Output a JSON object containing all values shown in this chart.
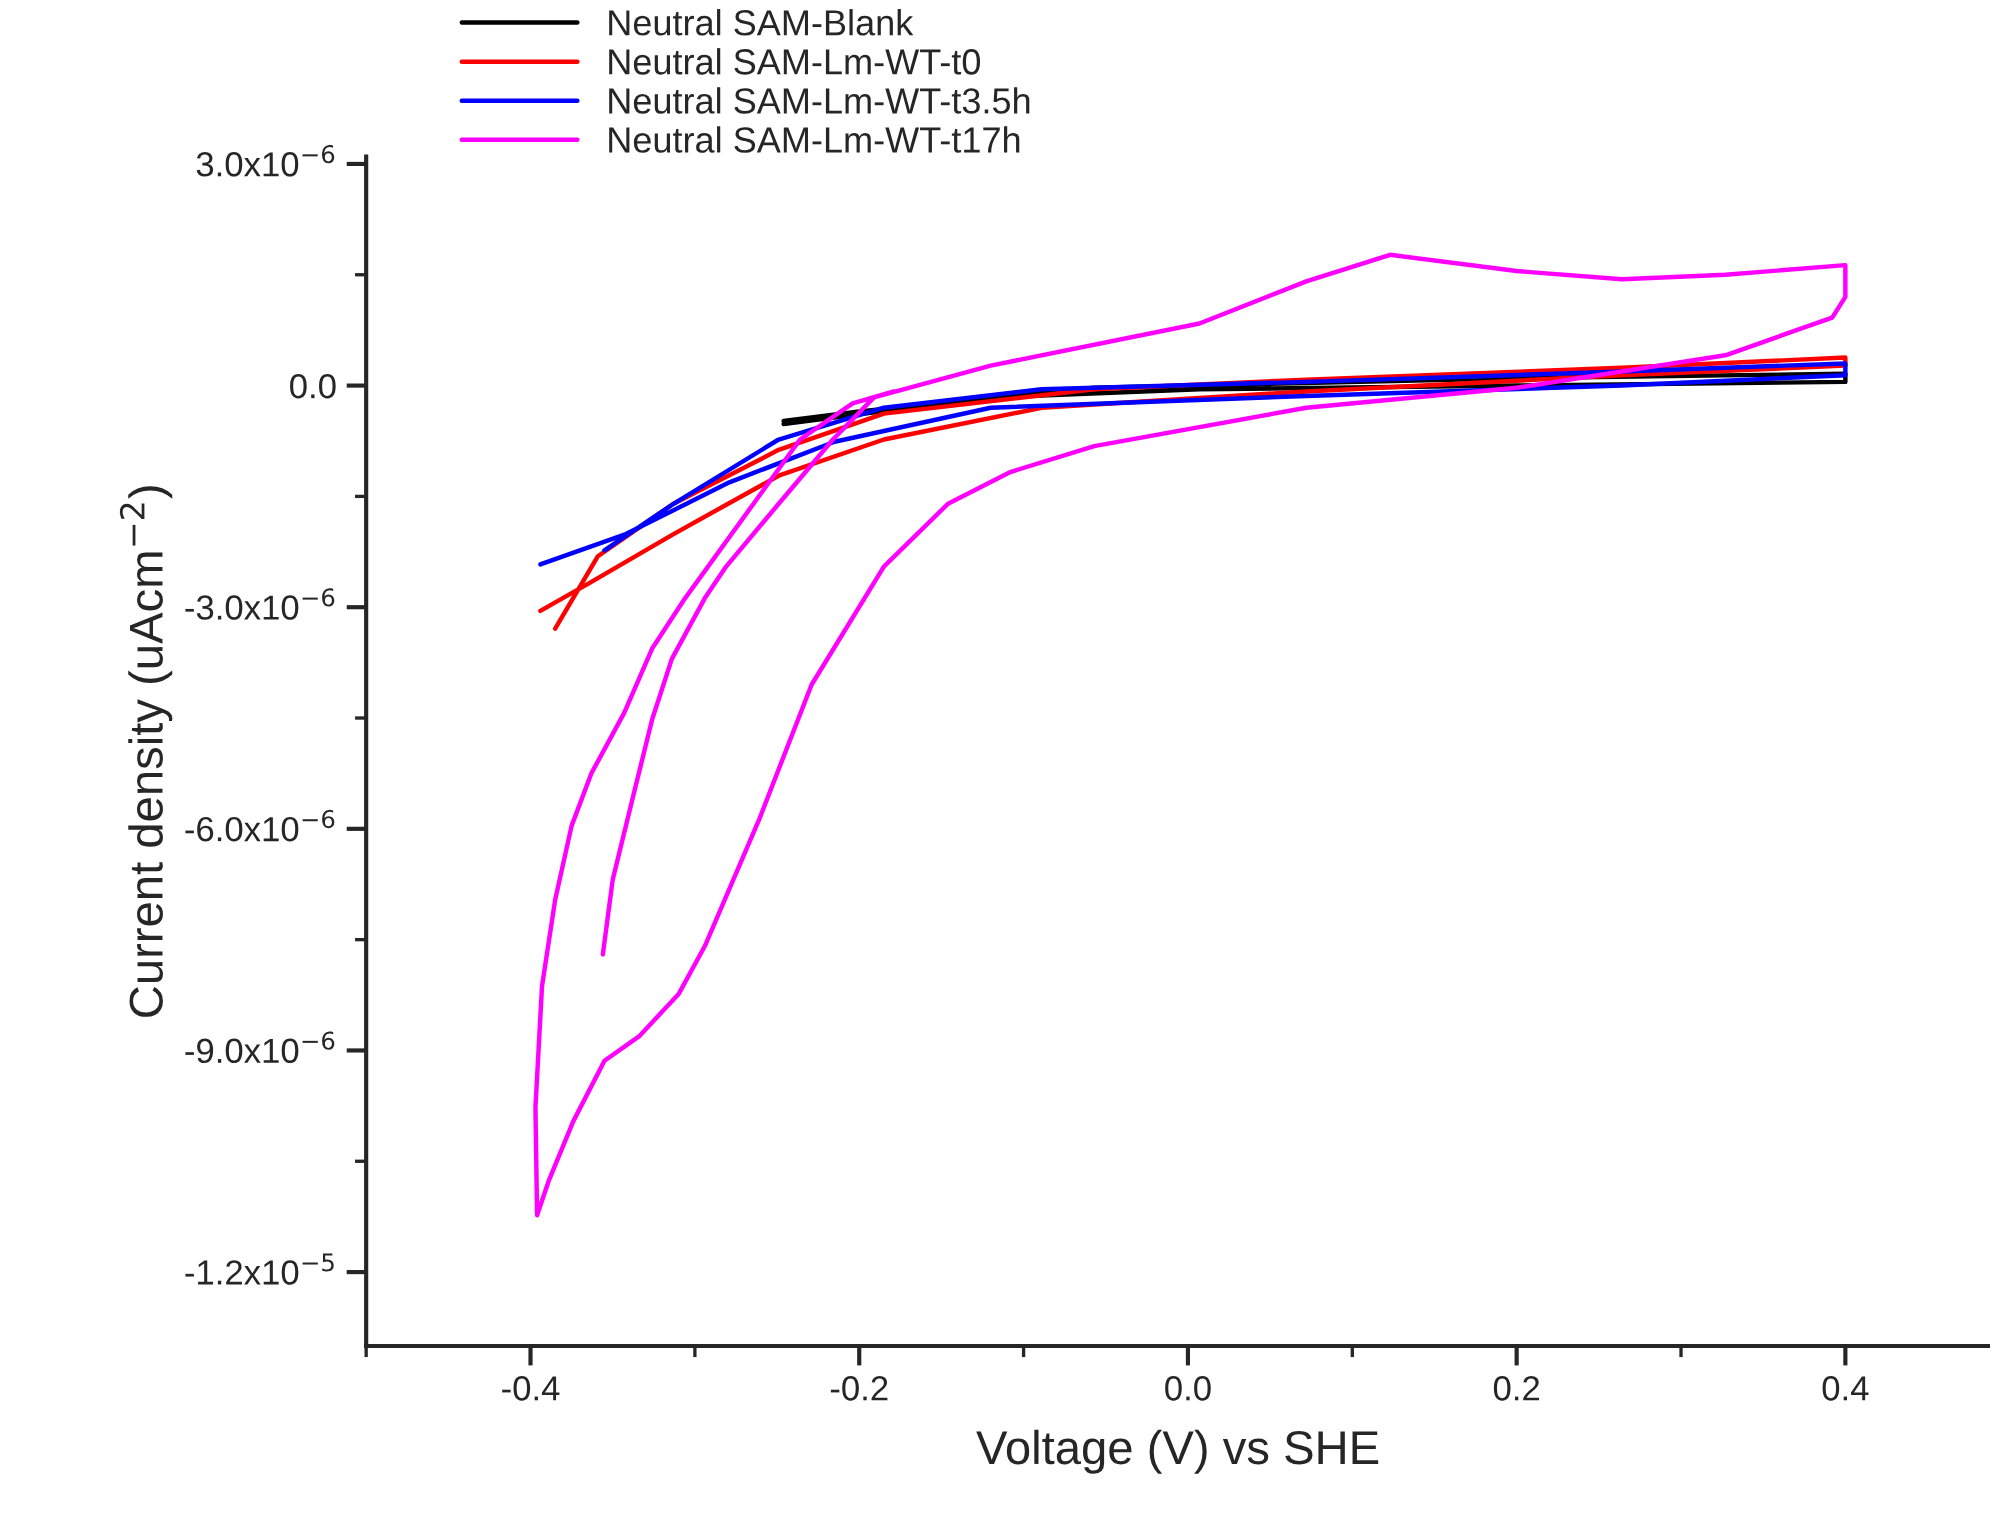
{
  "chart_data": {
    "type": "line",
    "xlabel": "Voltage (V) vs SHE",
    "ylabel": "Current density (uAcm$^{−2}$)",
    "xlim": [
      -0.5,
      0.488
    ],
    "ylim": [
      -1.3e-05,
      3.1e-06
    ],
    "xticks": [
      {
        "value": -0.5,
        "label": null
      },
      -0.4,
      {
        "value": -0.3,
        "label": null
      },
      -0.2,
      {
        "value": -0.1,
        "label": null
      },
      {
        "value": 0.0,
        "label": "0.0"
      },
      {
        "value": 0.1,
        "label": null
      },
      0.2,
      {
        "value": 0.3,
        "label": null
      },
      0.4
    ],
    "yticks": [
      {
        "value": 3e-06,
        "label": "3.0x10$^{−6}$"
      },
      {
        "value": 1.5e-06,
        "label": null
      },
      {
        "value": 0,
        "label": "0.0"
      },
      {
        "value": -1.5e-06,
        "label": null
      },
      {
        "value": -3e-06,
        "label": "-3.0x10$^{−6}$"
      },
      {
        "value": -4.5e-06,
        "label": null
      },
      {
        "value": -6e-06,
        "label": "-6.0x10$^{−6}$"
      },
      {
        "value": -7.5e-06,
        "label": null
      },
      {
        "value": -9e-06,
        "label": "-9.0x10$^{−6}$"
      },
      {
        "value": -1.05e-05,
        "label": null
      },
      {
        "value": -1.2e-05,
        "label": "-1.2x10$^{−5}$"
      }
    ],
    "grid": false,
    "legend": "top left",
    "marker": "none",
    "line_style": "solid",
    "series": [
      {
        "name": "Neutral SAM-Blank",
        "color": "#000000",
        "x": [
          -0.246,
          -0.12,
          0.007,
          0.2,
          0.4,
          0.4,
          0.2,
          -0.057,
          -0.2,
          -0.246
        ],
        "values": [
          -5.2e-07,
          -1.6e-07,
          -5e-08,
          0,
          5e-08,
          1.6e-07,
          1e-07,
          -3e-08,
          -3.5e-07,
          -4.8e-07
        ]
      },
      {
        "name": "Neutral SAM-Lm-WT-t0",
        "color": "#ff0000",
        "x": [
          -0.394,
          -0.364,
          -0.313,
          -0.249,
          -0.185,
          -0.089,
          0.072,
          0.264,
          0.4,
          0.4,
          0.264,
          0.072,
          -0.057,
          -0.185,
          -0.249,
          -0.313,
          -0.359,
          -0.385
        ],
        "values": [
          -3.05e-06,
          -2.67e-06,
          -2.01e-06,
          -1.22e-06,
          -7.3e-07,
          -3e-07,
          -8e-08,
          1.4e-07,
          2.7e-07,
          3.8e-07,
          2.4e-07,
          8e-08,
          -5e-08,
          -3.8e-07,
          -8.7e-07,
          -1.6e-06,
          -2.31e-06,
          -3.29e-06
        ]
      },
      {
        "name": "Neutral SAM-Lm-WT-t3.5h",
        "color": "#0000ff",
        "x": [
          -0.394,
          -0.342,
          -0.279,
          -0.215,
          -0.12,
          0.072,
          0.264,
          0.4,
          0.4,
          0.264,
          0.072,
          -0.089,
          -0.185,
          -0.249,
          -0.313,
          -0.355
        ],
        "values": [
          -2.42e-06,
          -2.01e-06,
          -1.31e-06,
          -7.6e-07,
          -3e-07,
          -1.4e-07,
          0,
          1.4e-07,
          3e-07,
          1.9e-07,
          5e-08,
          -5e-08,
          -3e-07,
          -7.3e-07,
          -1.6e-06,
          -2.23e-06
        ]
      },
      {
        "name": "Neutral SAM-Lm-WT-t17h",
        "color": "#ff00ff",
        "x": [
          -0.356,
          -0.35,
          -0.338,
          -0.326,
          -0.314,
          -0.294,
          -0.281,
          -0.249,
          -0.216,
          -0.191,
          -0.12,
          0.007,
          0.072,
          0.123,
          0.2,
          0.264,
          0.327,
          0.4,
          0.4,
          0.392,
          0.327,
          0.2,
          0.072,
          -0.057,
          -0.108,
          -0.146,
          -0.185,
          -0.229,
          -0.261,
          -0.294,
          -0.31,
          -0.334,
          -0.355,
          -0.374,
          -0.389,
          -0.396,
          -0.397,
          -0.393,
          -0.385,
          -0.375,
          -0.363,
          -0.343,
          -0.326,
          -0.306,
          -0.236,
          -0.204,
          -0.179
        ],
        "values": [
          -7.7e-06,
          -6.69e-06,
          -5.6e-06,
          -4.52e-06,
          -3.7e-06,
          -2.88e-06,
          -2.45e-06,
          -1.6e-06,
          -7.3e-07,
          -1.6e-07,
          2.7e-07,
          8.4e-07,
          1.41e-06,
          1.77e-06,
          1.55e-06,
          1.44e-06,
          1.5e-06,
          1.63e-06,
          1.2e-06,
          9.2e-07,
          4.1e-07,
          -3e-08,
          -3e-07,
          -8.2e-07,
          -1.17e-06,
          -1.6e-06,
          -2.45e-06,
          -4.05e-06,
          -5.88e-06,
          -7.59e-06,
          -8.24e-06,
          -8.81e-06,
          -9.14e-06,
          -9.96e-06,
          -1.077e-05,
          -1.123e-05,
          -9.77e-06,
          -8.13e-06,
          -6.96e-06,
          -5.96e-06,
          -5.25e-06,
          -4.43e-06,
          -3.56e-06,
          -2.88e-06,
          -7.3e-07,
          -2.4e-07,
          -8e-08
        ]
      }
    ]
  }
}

PROBLEM STATEMENT >> Find the lines with the string "name" and reproduce them.

OUTPUT >>
        "name": "Neutral SAM-Blank",
        "name": "Neutral SAM-Lm-WT-t0",
        "name": "Neutral SAM-Lm-WT-t3.5h",
        "name": "Neutral SAM-Lm-WT-t17h",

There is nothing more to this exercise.